### Exercise details:
Every line of the material below should be repeated exactly.

======== Supplied entries ========

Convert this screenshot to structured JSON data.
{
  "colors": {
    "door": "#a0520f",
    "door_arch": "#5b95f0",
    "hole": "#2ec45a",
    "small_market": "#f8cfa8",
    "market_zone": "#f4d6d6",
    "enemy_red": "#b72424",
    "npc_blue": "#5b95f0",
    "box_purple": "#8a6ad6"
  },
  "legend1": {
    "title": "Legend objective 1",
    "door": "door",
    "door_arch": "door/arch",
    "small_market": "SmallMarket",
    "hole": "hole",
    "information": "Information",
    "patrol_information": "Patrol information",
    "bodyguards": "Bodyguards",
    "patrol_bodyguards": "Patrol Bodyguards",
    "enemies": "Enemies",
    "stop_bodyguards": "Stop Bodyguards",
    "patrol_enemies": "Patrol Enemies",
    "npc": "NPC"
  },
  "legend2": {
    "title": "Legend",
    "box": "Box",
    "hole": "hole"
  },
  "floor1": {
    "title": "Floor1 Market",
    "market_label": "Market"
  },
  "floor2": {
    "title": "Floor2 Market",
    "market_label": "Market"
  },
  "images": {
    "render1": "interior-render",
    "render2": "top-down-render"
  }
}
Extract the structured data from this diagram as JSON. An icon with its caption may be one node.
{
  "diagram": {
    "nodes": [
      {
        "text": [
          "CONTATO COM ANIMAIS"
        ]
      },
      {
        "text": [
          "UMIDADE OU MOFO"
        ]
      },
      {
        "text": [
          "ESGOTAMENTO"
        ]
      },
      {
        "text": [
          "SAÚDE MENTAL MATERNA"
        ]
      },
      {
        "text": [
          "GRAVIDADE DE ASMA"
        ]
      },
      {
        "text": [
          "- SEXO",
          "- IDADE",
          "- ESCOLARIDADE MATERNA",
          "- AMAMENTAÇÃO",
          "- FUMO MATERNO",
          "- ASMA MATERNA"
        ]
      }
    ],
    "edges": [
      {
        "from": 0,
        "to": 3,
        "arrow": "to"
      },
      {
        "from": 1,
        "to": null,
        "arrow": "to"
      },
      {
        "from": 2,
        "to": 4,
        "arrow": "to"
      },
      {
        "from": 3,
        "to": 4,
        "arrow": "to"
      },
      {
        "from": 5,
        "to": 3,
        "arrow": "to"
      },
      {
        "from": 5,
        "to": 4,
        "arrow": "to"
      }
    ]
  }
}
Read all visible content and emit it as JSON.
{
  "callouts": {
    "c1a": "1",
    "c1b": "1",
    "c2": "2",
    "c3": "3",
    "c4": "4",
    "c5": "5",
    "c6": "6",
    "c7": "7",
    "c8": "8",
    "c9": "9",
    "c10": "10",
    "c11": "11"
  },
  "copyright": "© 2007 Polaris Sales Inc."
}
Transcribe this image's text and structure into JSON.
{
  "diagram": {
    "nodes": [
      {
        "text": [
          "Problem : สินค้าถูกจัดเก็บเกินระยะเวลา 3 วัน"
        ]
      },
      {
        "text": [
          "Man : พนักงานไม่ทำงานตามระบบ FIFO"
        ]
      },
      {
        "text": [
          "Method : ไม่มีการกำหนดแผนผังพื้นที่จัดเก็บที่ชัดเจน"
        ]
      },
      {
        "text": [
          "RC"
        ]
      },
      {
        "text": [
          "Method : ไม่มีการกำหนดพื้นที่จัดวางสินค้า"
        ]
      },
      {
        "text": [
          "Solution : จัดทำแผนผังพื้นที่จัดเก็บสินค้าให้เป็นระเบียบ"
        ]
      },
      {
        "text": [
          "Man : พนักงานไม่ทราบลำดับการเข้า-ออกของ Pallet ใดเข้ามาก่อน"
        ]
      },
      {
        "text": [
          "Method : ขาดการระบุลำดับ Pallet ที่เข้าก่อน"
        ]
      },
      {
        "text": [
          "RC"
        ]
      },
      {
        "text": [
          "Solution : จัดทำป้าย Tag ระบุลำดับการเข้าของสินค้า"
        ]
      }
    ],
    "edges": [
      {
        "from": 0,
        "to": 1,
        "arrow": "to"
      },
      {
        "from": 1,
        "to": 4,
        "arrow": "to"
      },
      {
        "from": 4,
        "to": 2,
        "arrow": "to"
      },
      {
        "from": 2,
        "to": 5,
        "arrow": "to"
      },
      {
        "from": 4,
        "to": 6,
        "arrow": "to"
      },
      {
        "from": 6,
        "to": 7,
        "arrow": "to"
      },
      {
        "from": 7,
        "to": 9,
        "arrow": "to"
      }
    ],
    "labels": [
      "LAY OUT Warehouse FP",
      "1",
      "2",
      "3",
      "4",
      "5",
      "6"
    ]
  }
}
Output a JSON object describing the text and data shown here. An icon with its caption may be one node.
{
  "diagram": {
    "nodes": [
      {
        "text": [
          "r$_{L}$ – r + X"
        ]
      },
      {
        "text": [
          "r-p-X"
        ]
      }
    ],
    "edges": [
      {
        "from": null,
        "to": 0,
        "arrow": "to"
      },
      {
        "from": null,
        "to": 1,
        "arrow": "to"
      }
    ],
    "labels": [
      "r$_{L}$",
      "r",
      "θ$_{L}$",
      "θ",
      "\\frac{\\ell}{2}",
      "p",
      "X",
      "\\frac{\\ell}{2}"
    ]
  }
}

========

### Task answer:
Convert this screenshot to structured JSON data.
{
  "colors": {
    "door": "#a0520f",
    "door_arch": "#5b95f0",
    "hole": "#2ec45a",
    "small_market": "#f8cfa8",
    "market_zone": "#f4d6d6",
    "enemy_red": "#b72424",
    "npc_blue": "#5b95f0",
    "box_purple": "#8a6ad6"
  },
  "legend1": {
    "title": "Legend objective 1",
    "door": "door",
    "door_arch": "door/arch",
    "small_market": "SmallMarket",
    "hole": "hole",
    "information": "Information",
    "patrol_information": "Patrol information",
    "bodyguards": "Bodyguards",
    "patrol_bodyguards": "Patrol Bodyguards",
    "enemies": "Enemies",
    "stop_bodyguards": "Stop Bodyguards",
    "patrol_enemies": "Patrol Enemies",
    "npc": "NPC"
  },
  "legend2": {
    "title": "Legend",
    "box": "Box",
    "hole": "hole"
  },
  "floor1": {
    "title": "Floor1 Market",
    "market_label": "Market"
  },
  "floor2": {
    "title": "Floor2 Market",
    "market_label": "Market"
  },
  "images": {
    "render1": "interior-render",
    "render2": "top-down-render"
  }
}
Extract the structured data from this diagram as JSON. An icon with its caption may be one node.
{
  "diagram": {
    "nodes": [
      {
        "text": [
          "CONTATO COM ANIMAIS"
        ]
      },
      {
        "text": [
          "UMIDADE OU MOFO"
        ]
      },
      {
        "text": [
          "ESGOTAMENTO"
        ]
      },
      {
        "text": [
          "SAÚDE MENTAL MATERNA"
        ]
      },
      {
        "text": [
          "GRAVIDADE DE ASMA"
        ]
      },
      {
        "text": [
          "- SEXO",
          "- IDADE",
          "- ESCOLARIDADE MATERNA",
          "- AMAMENTAÇÃO",
          "- FUMO MATERNO",
          "- ASMA MATERNA"
        ]
      }
    ],
    "edges": [
      {
        "from": 0,
        "to": 3,
        "arrow": "to"
      },
      {
        "from": 1,
        "to": null,
        "arrow": "to"
      },
      {
        "from": 2,
        "to": 4,
        "arrow": "to"
      },
      {
        "from": 3,
        "to": 4,
        "arrow": "to"
      },
      {
        "from": 5,
        "to": 3,
        "arrow": "to"
      },
      {
        "from": 5,
        "to": 4,
        "arrow": "to"
      }
    ]
  }
}
Read all visible content and emit it as JSON.
{
  "callouts": {
    "c1a": "1",
    "c1b": "1",
    "c2": "2",
    "c3": "3",
    "c4": "4",
    "c5": "5",
    "c6": "6",
    "c7": "7",
    "c8": "8",
    "c9": "9",
    "c10": "10",
    "c11": "11"
  },
  "copyright": "© 2007 Polaris Sales Inc."
}
Transcribe this image's text and structure into JSON.
{
  "diagram": {
    "nodes": [
      {
        "text": [
          "Problem : สินค้าถูกจัดเก็บเกินระยะเวลา 3 วัน"
        ]
      },
      {
        "text": [
          "Man : พนักงานไม่ทำงานตามระบบ FIFO"
        ]
      },
      {
        "text": [
          "Method : ไม่มีการกำหนดแผนผังพื้นที่จัดเก็บที่ชัดเจน"
        ]
      },
      {
        "text": [
          "RC"
        ]
      },
      {
        "text": [
          "Method : ไม่มีการกำหนดพื้นที่จัดวางสินค้า"
        ]
      },
      {
        "text": [
          "Solution : จัดทำแผนผังพื้นที่จัดเก็บสินค้าให้เป็นระเบียบ"
        ]
      },
      {
        "text": [
          "Man : พนักงานไม่ทราบลำดับการเข้า-ออกของ Pallet ใดเข้ามาก่อน"
        ]
      },
      {
        "text": [
          "Method : ขาดการระบุลำดับ Pallet ที่เข้าก่อน"
        ]
      },
      {
        "text": [
          "RC"
        ]
      },
      {
        "text": [
          "Solution : จัดทำป้าย Tag ระบุลำดับการเข้าของสินค้า"
        ]
      }
    ],
    "edges": [
      {
        "from": 0,
        "to": 1,
        "arrow": "to"
      },
      {
        "from": 1,
        "to": 4,
        "arrow": "to"
      },
      {
        "from": 4,
        "to": 2,
        "arrow": "to"
      },
      {
        "from": 2,
        "to": 5,
        "arrow": "to"
      },
      {
        "from": 4,
        "to": 6,
        "arrow": "to"
      },
      {
        "from": 6,
        "to": 7,
        "arrow": "to"
      },
      {
        "from": 7,
        "to": 9,
        "arrow": "to"
      }
    ],
    "labels": [
      "LAY OUT Warehouse FP",
      "1",
      "2",
      "3",
      "4",
      "5",
      "6"
    ]
  }
}
Output a JSON object describing the text and data shown here. An icon with its caption may be one node.
{
  "diagram": {
    "nodes": [
      {
        "text": [
          "r$_{L}$ – r + X"
        ]
      },
      {
        "text": [
          "r-p-X"
        ]
      }
    ],
    "edges": [
      {
        "from": null,
        "to": 0,
        "arrow": "to"
      },
      {
        "from": null,
        "to": 1,
        "arrow": "to"
      }
    ],
    "labels": [
      "r$_{L}$",
      "r",
      "θ$_{L}$",
      "θ",
      "\\frac{\\ell}{2}",
      "p",
      "X",
      "\\frac{\\ell}{2}"
    ]
  }
}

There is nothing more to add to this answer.